SHORT PROBLEM
Copy every entry exactly as given, minus the images.

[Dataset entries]
____

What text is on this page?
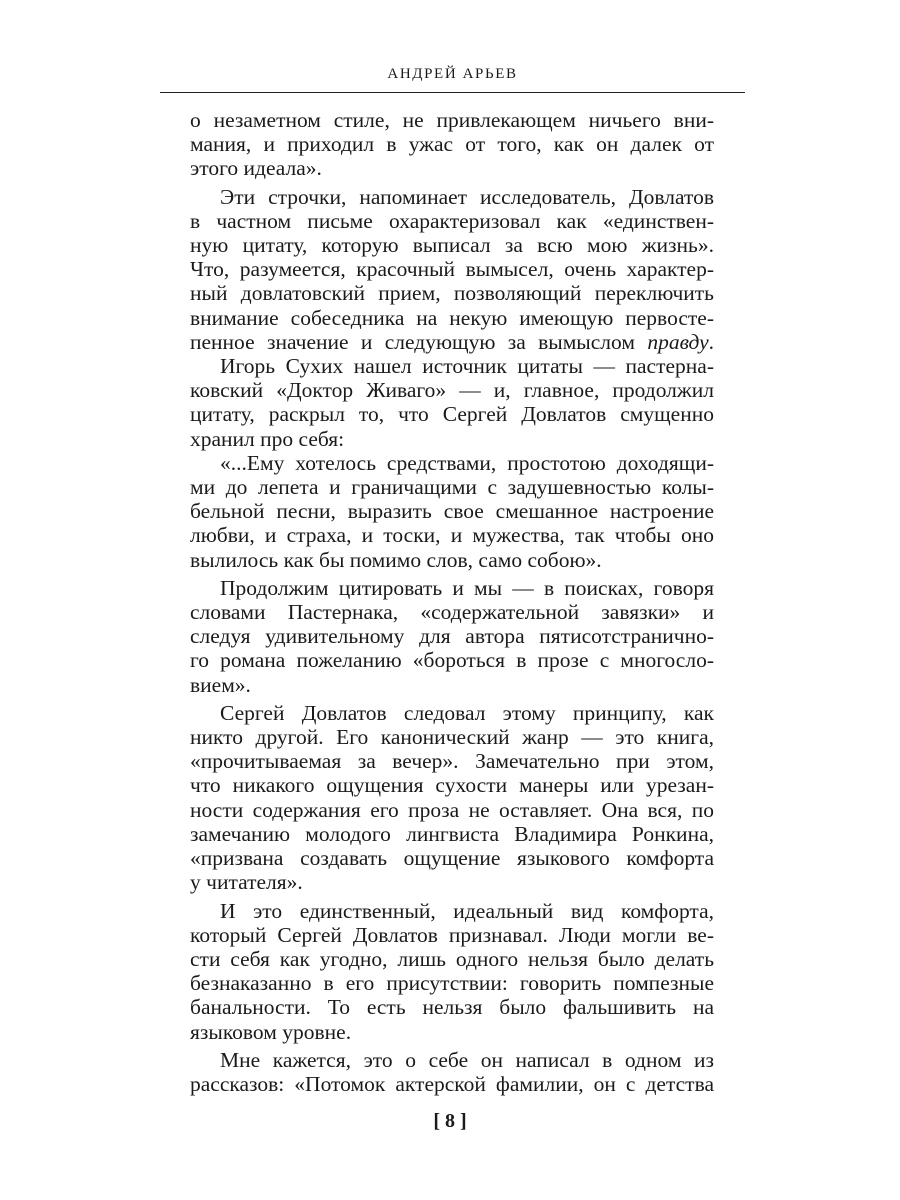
АНДРЕЙ АРЬЕВ
о незаметном стиле, не привлекающем ничьего вни-
мания, и приходил в ужас от того, как он далек от
этого идеала».
Эти строчки, напоминает исследователь, Довлатов
в частном письме охарактеризовал как «единствен-
ную цитату, которую выписал за всю мою жизнь».
Что, разумеется, красочный вымысел, очень характер-
ный довлатовский прием, позволяющий переключить
внимание собеседника на некую имеющую первосте-
пенное значение и следующую за вымыслом правду.
Игорь Сухих нашел источник цитаты — пастерна-
ковский «Доктор Живаго» — и, главное, продолжил
цитату, раскрыл то, что Сергей Довлатов смущенно
хранил про себя:
«...Ему хотелось средствами, простотою доходящи-
ми до лепета и граничащими с задушевностью колы-
бельной песни, выразить свое смешанное настроение
любви, и страха, и тоски, и мужества, так чтобы оно
вылилось как бы помимо слов, само собою».
Продолжим цитировать и мы — в поисках, говоря
словами Пастернака, «содержательной завязки» и
следуя удивительному для автора пятисотстранично-
го романа пожеланию «бороться в прозе с многосло-
вием».
Сергей Довлатов следовал этому принципу, как
никто другой. Его канонический жанр — это книга,
«прочитываемая за вечер». Замечательно при этом,
что никакого ощущения сухости манеры или урезан-
ности содержания его проза не оставляет. Она вся, по
замечанию молодого лингвиста Владимира Ронкина,
«призвана создавать ощущение языкового комфорта
у читателя».
И это единственный, идеальный вид комфорта,
который Сергей Довлатов признавал. Люди могли ве-
сти себя как угодно, лишь одного нельзя было делать
безнаказанно в его присутствии: говорить помпезные
банальности. То есть нельзя было фальшивить на
языковом уровне.
Мне кажется, это о себе он написал в одном из
рассказов: «Потомок актерской фамилии, он с детства
[ 8 ]
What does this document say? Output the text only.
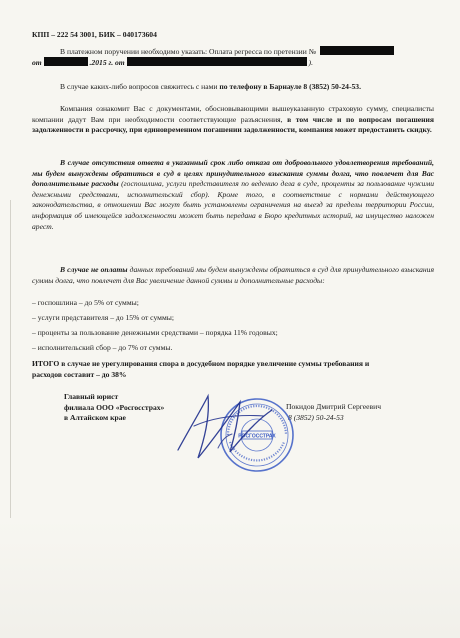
КПП – 222 54 3001, БИК – 040173604
В платежном поручении необходимо указать: Оплата регресса по претензии №
от	.2015 г. от	).
В случае каких-либо вопросов свяжитесь с нами по телефону в Барнауле 8 (3852) 50-24-53.
Компания ознакомит Вас с документами, обосновывающими вышеуказанную страховую сумму, специалисты компании дадут Вам при необходимости соответствующие разъяснения, в том числе и по вопросам погашения задолженности в рассрочку, при единовременном погашении задолженности, компания может предоставить скидку.
В случае отсутствия ответа в указанный срок либо отказа от добровольного удовлетворения требований, мы будем вынуждены обратиться в суд в целях принудительного взыскания суммы долга, что повлечет для Вас дополнительные расходы (госпошлина, услуги представителя по ведению дела в суде, проценты за пользование чужими денежными средствами, исполнительский сбор). Кроме того, в соответствие с нормами действующего законодательства, в отношении Вас могут быть установлены ограничения на выезд за пределы территории России, информация об имеющейся задолженности может быть передана в Бюро кредитных историй, на имущество наложен арест.
В случае не оплаты данных требований мы будем вынуждены обратиться в суд для принудительного взыскания суммы долга, что повлечет для Вас увеличение данной суммы и дополнительные расходы:
– госпошлина – до 5% от суммы;
– услуги представителя – до 15% от суммы;
– проценты за пользование денежными средствами – порядка 11% годовых;
– исполнительский сбор – до 7% от суммы.
ИТОГО в случае не урегулирования спора в досудебном порядке увеличение суммы требования и расходов составит – до 38%
Главный юрист
филиала ООО «Росгосстрах»
в Алтайском крае
Покидов Дмитрий Сергеевич
8 (3852) 50-24-53
РОСГОССТРАХ
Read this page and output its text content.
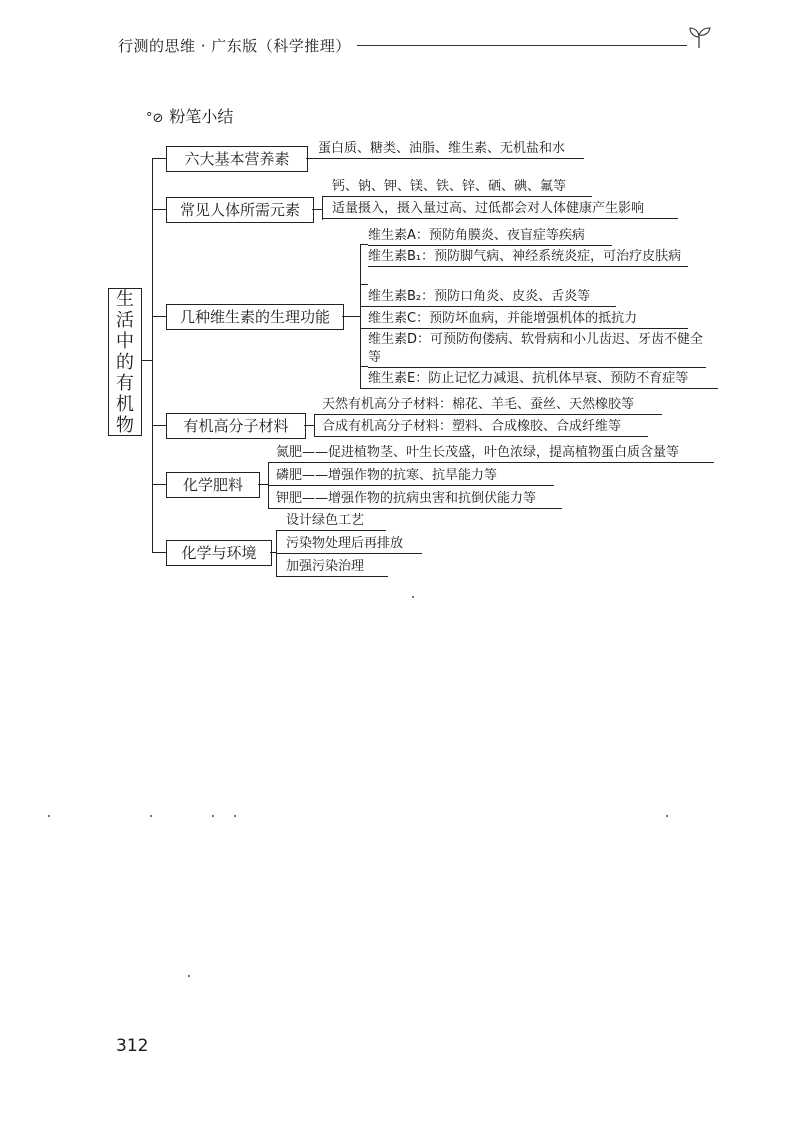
行测的思维 · 广东版（科学推理）
°⊘ 粉笔小结
生
活
中
的
有
机
物
六大基本营养素
蛋白质、糖类、油脂、维生素、无机盐和水
常见人体所需元素
钙、钠、钾、镁、铁、锌、硒、碘、氟等
适量摄入，摄入量过高、过低都会对人体健康产生影响
几种维生素的生理功能
维生素A：预防角膜炎、夜盲症等疾病
维生素B₁：预防脚气病、神经系统炎症，可治疗皮肤病
维生素B₂：预防口角炎、皮炎、舌炎等
维生素C：预防坏血病，并能增强机体的抵抗力
维生素D：可预防佝偻病、软骨病和小儿齿迟、牙齿不健全等
维生素E：防止记忆力减退、抗机体早衰、预防不育症等
有机高分子材料
天然有机高分子材料：棉花、羊毛、蚕丝、天然橡胶等
合成有机高分子材料：塑料、合成橡胶、合成纤维等
化学肥料
氮肥——促进植物茎、叶生长茂盛，叶色浓绿，提高植物蛋白质含量等
磷肥——增强作物的抗寒、抗旱能力等
钾肥——增强作物的抗病虫害和抗倒伏能力等
化学与环境
设计绿色工艺
污染物处理后再排放
加强污染治理
312
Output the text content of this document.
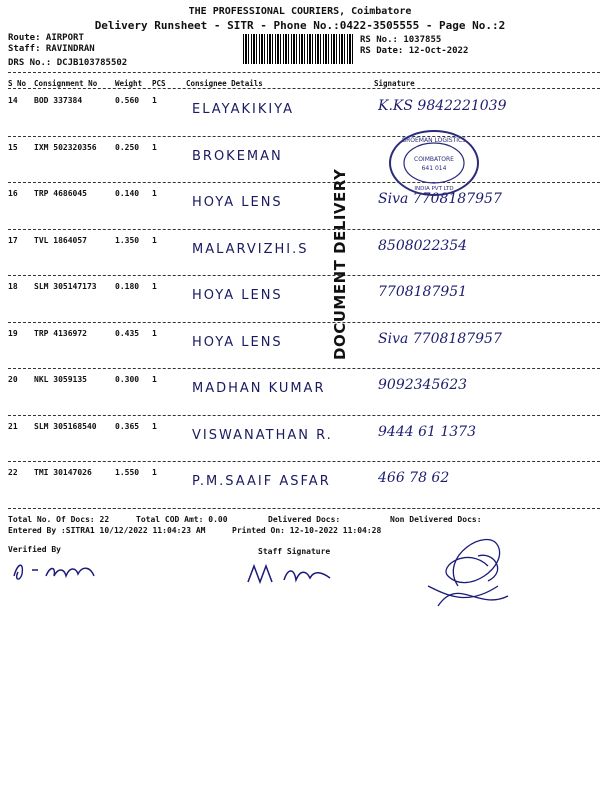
THE PROFESSIONAL COURIERS, Coimbatore
Delivery Runsheet - SITR - Phone No.:0422-3505555 - Page No.:2
Route: AIRPORT
Staff: RAVINDRAN
DRS No.: DCJB103785502
RS No.: 1037855
RS Date: 12-Oct-2022
S No Consignment No Weight PCS	Consignee Details	Signature
14 BOD 337384	0.560 1
ELAYAKIKIYA	K.KS 9842221039
15 IXM 502320356 0.250 1
BROKEMAN
16 TRP 4686045	0.140 1
HOYA LENS	Siva 7708187957
17 TVL 1864057	1.350 1
MALARVIZHI.S	8508022354
18 SLM 305147173 0.180 1
HOYA LENS	7708187951
19 TRP 4136972	0.435 1
HOYA LENS	Siva 7708187957
20 NKL 3059135	0.300 1
MADHAN KUMAR	9092345623
21 SLM 305168540 0.365 1
VISWANATHAN R.	9444 61 1373
22 TMI 30147026	1.550 1
P.M.SAAIF ASFAR	466 78 62
DOCUMENT DELIVERY
BROEMAN LOGISTICS
COIMBATORE
641 014
INDIA PVT LTD
Total No. Of Docs: 22	Total COD Amt: 0.00	Delivered Docs:	Non Delivered Docs:
Entered By :SITRA1 10/12/2022 11:04:23 AM	Printed On: 12-10-2022 11:04:28
Verified By	Staff Signature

____

OUTPUT FOR THIS EXERCISE
What text is on this page?
АНДРЕЙ АРЬЕВ
о незаметном стиле, не привлекающем ничьего вни-
мания, и приходил в ужас от того, как он далек от
этого идеала».
Эти строчки, напоминает исследователь, Довлатов
в частном письме охарактеризовал как «единствен-
ную цитату, которую выписал за всю мою жизнь».
Что, разумеется, красочный вымысел, очень характер-
ный довлатовский прием, позволяющий переключить
внимание собеседника на некую имеющую первосте-
пенное значение и следующую за вымыслом правду.
Игорь Сухих нашел источник цитаты — пастерна-
ковский «Доктор Живаго» — и, главное, продолжил
цитату, раскрыл то, что Сергей Довлатов смущенно
хранил про себя:
«...Ему хотелось средствами, простотою доходящи-
ми до лепета и граничащими с задушевностью колы-
бельной песни, выразить свое смешанное настроение
любви, и страха, и тоски, и мужества, так чтобы оно
вылилось как бы помимо слов, само собою».
Продолжим цитировать и мы — в поисках, говоря
словами Пастернака, «содержательной завязки» и
следуя удивительному для автора пятисотстранично-
го романа пожеланию «бороться в прозе с многосло-
вием».
Сергей Довлатов следовал этому принципу, как
никто другой. Его канонический жанр — это книга,
«прочитываемая за вечер». Замечательно при этом,
что никакого ощущения сухости манеры или урезан-
ности содержания его проза не оставляет. Она вся, по
замечанию молодого лингвиста Владимира Ронкина,
«призвана создавать ощущение языкового комфорта
у читателя».
И это единственный, идеальный вид комфорта,
который Сергей Довлатов признавал. Люди могли ве-
сти себя как угодно, лишь одного нельзя было делать
безнаказанно в его присутствии: говорить помпезные
банальности. То есть нельзя было фальшивить на
языковом уровне.
Мне кажется, это о себе он написал в одном из
рассказов: «Потомок актерской фамилии, он с детства
[ 8 ]
What does this document say? Output the text only.
КПП – 222 54 3001, БИК – 040173604
В платежном поручении необходимо указать: Оплата регресса по претензии №
от	.2015 г. от	).
В случае каких-либо вопросов свяжитесь с нами по телефону в Барнауле 8 (3852) 50-24-53.
Компания ознакомит Вас с документами, обосновывающими вышеуказанную страховую сумму, специалисты компании дадут Вам при необходимости соответствующие разъяснения, в том числе и по вопросам погашения задолженности в рассрочку, при единовременном погашении задолженности, компания может предоставить скидку.
В случае отсутствия ответа в указанный срок либо отказа от добровольного удовлетворения требований, мы будем вынуждены обратиться в суд в целях принудительного взыскания суммы долга, что повлечет для Вас дополнительные расходы (госпошлина, услуги представителя по ведению дела в суде, проценты за пользование чужими денежными средствами, исполнительский сбор). Кроме того, в соответствие с нормами действующего законодательства, в отношении Вас могут быть установлены ограничения на выезд за пределы территории России, информация об имеющейся задолженности может быть передана в Бюро кредитных историй, на имущество наложен арест.
В случае не оплаты данных требований мы будем вынуждены обратиться в суд для принудительного взыскания суммы долга, что повлечет для Вас увеличение данной суммы и дополнительные расходы:
– госпошлина – до 5% от суммы;
– услуги представителя – до 15% от суммы;
– проценты за пользование денежными средствами – порядка 11% годовых;
– исполнительский сбор – до 7% от суммы.
ИТОГО в случае не урегулирования спора в досудебном порядке увеличение суммы требования и расходов составит – до 38%
Главный юрист
филиала ООО «Росгосстрах»
в Алтайском крае
Покидов Дмитрий Сергеевич
8 (3852) 50-24-53
РОСГОССТРАХ
Read this page and output its text content.
行测的思维 · 广东版（科学推理）
°⊘ 粉笔小结
生
活
中
的
有
机
物
六大基本营养素
蛋白质、糖类、油脂、维生素、无机盐和水
常见人体所需元素
钙、钠、钾、镁、铁、锌、硒、碘、氟等
适量摄入，摄入量过高、过低都会对人体健康产生影响
几种维生素的生理功能
维生素A：预防角膜炎、夜盲症等疾病
维生素B₁：预防脚气病、神经系统炎症，可治疗皮肤病
维生素B₂：预防口角炎、皮炎、舌炎等
维生素C：预防坏血病，并能增强机体的抵抗力
维生素D：可预防佝偻病、软骨病和小儿齿迟、牙齿不健全等
维生素E：防止记忆力减退、抗机体早衰、预防不育症等
有机高分子材料
天然有机高分子材料：棉花、羊毛、蚕丝、天然橡胶等
合成有机高分子材料：塑料、合成橡胶、合成纤维等
化学肥料
氮肥——促进植物茎、叶生长茂盛，叶色浓绿，提高植物蛋白质含量等
磷肥——增强作物的抗寒、抗旱能力等
钾肥——增强作物的抗病虫害和抗倒伏能力等
化学与环境
设计绿色工艺
污染物处理后再排放
加强污染治理
312
Output the text content of this document.
THE PROFESSIONAL COURIERS, Coimbatore
Delivery Runsheet - SITR - Phone No.:0422-3505555 - Page No.:2
Route: AIRPORT
Staff: RAVINDRAN
DRS No.: DCJB103785502
RS No.: 1037855
RS Date: 12-Oct-2022
S No Consignment No Weight PCS	Consignee Details	Signature
14 BOD 337384	0.560 1
ELAYAKIKIYA	K.KS 9842221039
15 IXM 502320356 0.250 1
BROKEMAN
16 TRP 4686045	0.140 1
HOYA LENS	Siva 7708187957
17 TVL 1864057	1.350 1
MALARVIZHI.S	8508022354
18 SLM 305147173 0.180 1
HOYA LENS	7708187951
19 TRP 4136972	0.435 1
HOYA LENS	Siva 7708187957
20 NKL 3059135	0.300 1
MADHAN KUMAR	9092345623
21 SLM 305168540 0.365 1
VISWANATHAN R.	9444 61 1373
22 TMI 30147026	1.550 1
P.M.SAAIF ASFAR	466 78 62
DOCUMENT DELIVERY
BROEMAN LOGISTICS
COIMBATORE
641 014
INDIA PVT LTD
Total No. Of Docs: 22	Total COD Amt: 0.00	Delivered Docs:	Non Delivered Docs:
Entered By :SITRA1 10/12/2022 11:04:23 AM	Printed On: 12-10-2022 11:04:28
Verified By	Staff Signature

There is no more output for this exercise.